▸ **Task instructions**: Your task is to repeat all of the data exactly while excluding the pictures.

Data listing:
● ● ●

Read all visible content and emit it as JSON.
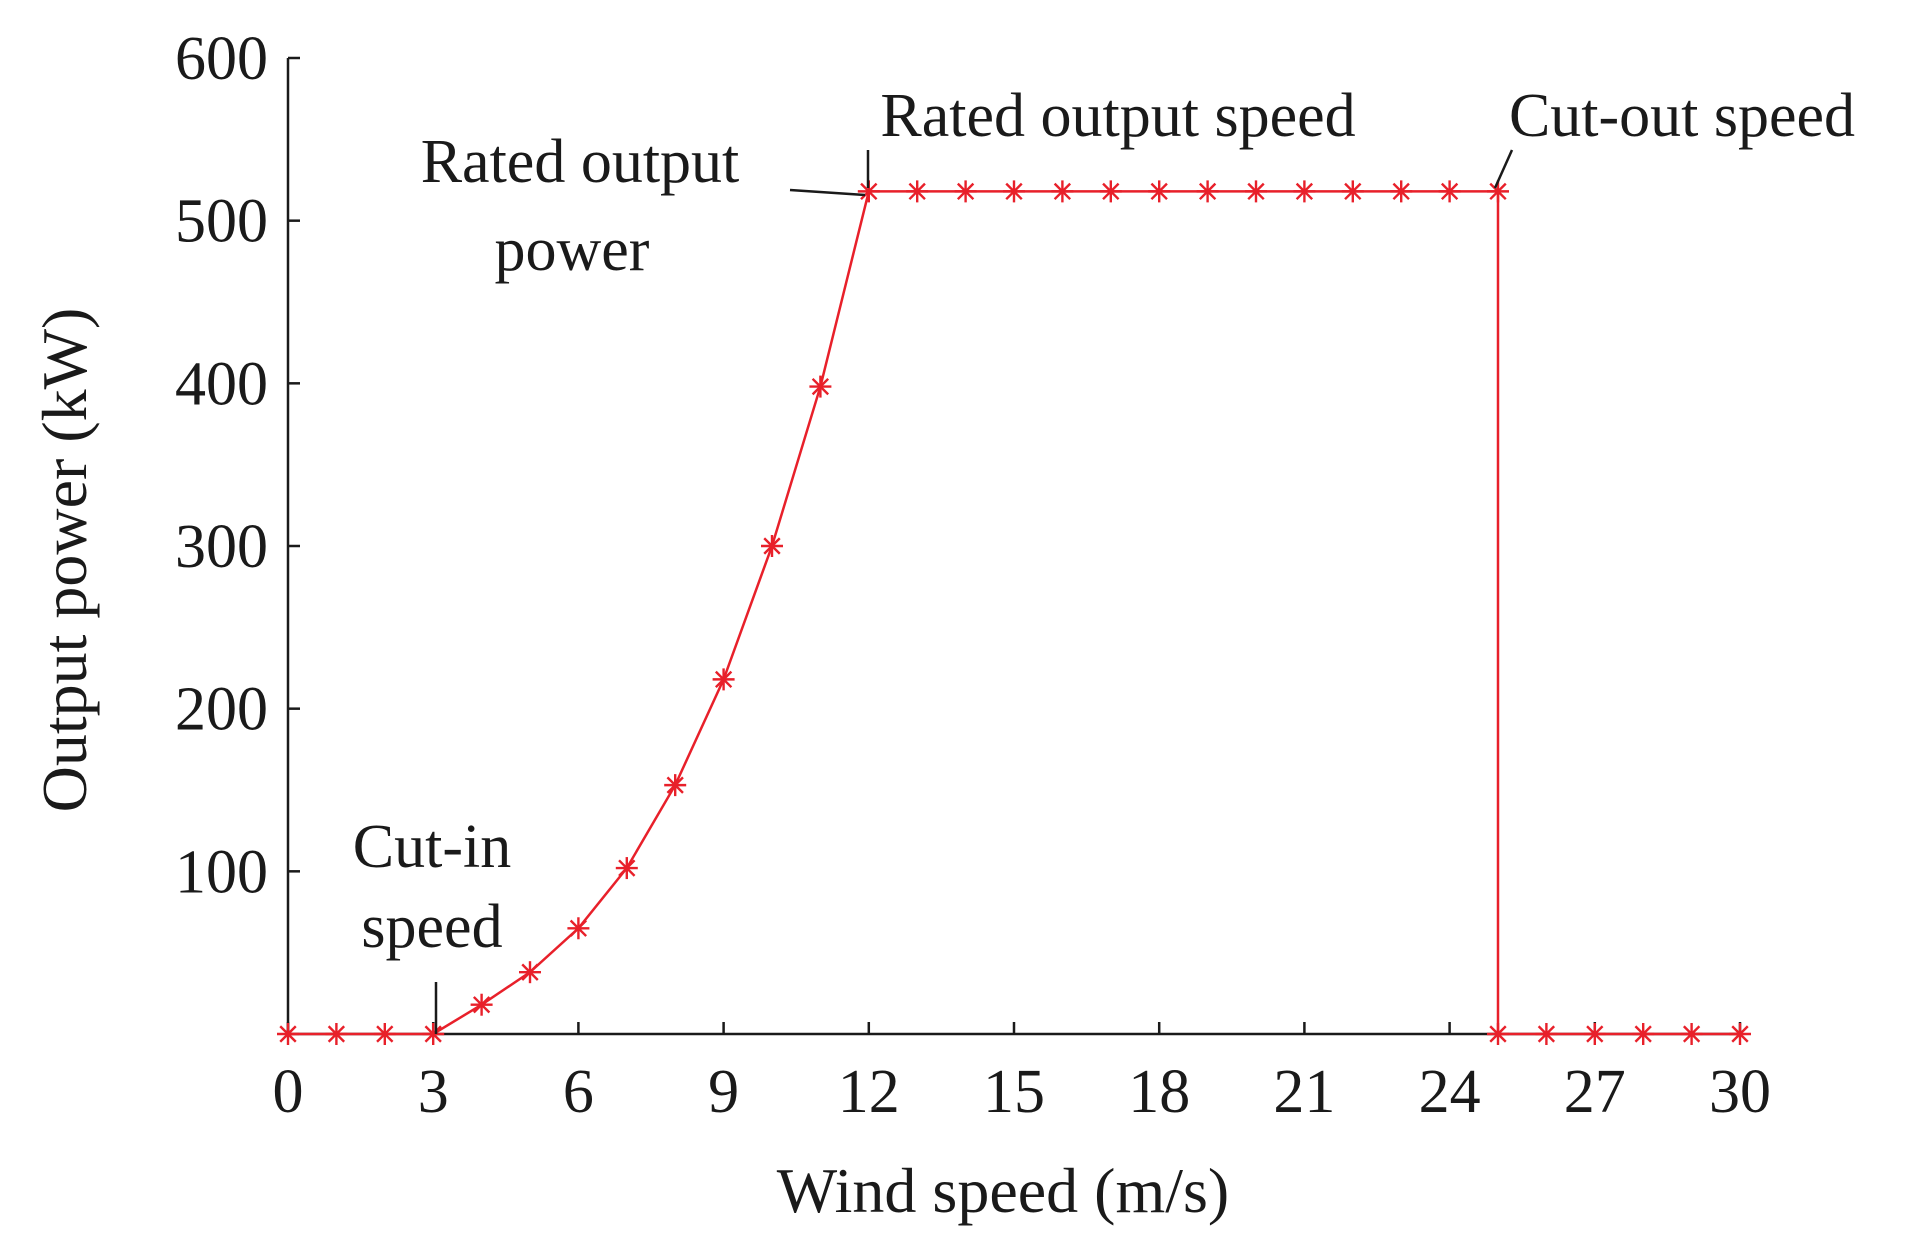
{
  "chart_data": {
    "type": "line",
    "title": "",
    "xlabel": "Wind speed (m/s)",
    "ylabel": "Output power (kW)",
    "xlim": [
      0,
      30
    ],
    "ylim": [
      0,
      600
    ],
    "xticks": [
      0,
      3,
      6,
      9,
      12,
      15,
      18,
      21,
      24,
      27,
      30
    ],
    "yticks": [
      100,
      200,
      300,
      400,
      500,
      600
    ],
    "grid": false,
    "line_color": "#e8202a",
    "marker": "asterisk",
    "series": [
      {
        "name": "Output power",
        "x": [
          0,
          1,
          2,
          3,
          4,
          5,
          6,
          7,
          8,
          9,
          10,
          11,
          12,
          13,
          14,
          15,
          16,
          17,
          18,
          19,
          20,
          21,
          22,
          23,
          24,
          25,
          25,
          26,
          27,
          28,
          29,
          30
        ],
        "y": [
          0,
          0,
          0,
          0,
          18,
          38,
          65,
          102,
          153,
          218,
          300,
          398,
          518,
          518,
          518,
          518,
          518,
          518,
          518,
          518,
          518,
          518,
          518,
          518,
          518,
          518,
          0,
          0,
          0,
          0,
          0,
          0
        ]
      }
    ],
    "annotations": [
      {
        "lines": [
          "Cut-in",
          "speed"
        ],
        "x": 3,
        "y": 0
      },
      {
        "lines": [
          "Rated output",
          "power"
        ],
        "x": 12,
        "y": 518
      },
      {
        "lines": [
          "Rated output speed"
        ],
        "x": 12,
        "y": 518
      },
      {
        "lines": [
          "Cut-out speed"
        ],
        "x": 25,
        "y": 518
      }
    ]
  }
}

● ● ●

▸ **Reply**:
Read all visible content and emit it as JSON.
{
  "chart_data": {
    "type": "line",
    "title": "",
    "xlabel": "Wind speed (m/s)",
    "ylabel": "Output power (kW)",
    "xlim": [
      0,
      30
    ],
    "ylim": [
      0,
      600
    ],
    "xticks": [
      0,
      3,
      6,
      9,
      12,
      15,
      18,
      21,
      24,
      27,
      30
    ],
    "yticks": [
      100,
      200,
      300,
      400,
      500,
      600
    ],
    "grid": false,
    "line_color": "#e8202a",
    "marker": "asterisk",
    "series": [
      {
        "name": "Output power",
        "x": [
          0,
          1,
          2,
          3,
          4,
          5,
          6,
          7,
          8,
          9,
          10,
          11,
          12,
          13,
          14,
          15,
          16,
          17,
          18,
          19,
          20,
          21,
          22,
          23,
          24,
          25,
          25,
          26,
          27,
          28,
          29,
          30
        ],
        "y": [
          0,
          0,
          0,
          0,
          18,
          38,
          65,
          102,
          153,
          218,
          300,
          398,
          518,
          518,
          518,
          518,
          518,
          518,
          518,
          518,
          518,
          518,
          518,
          518,
          518,
          518,
          0,
          0,
          0,
          0,
          0,
          0
        ]
      }
    ],
    "annotations": [
      {
        "lines": [
          "Cut-in",
          "speed"
        ],
        "x": 3,
        "y": 0
      },
      {
        "lines": [
          "Rated output",
          "power"
        ],
        "x": 12,
        "y": 518
      },
      {
        "lines": [
          "Rated output speed"
        ],
        "x": 12,
        "y": 518
      },
      {
        "lines": [
          "Cut-out speed"
        ],
        "x": 25,
        "y": 518
      }
    ]
  }
}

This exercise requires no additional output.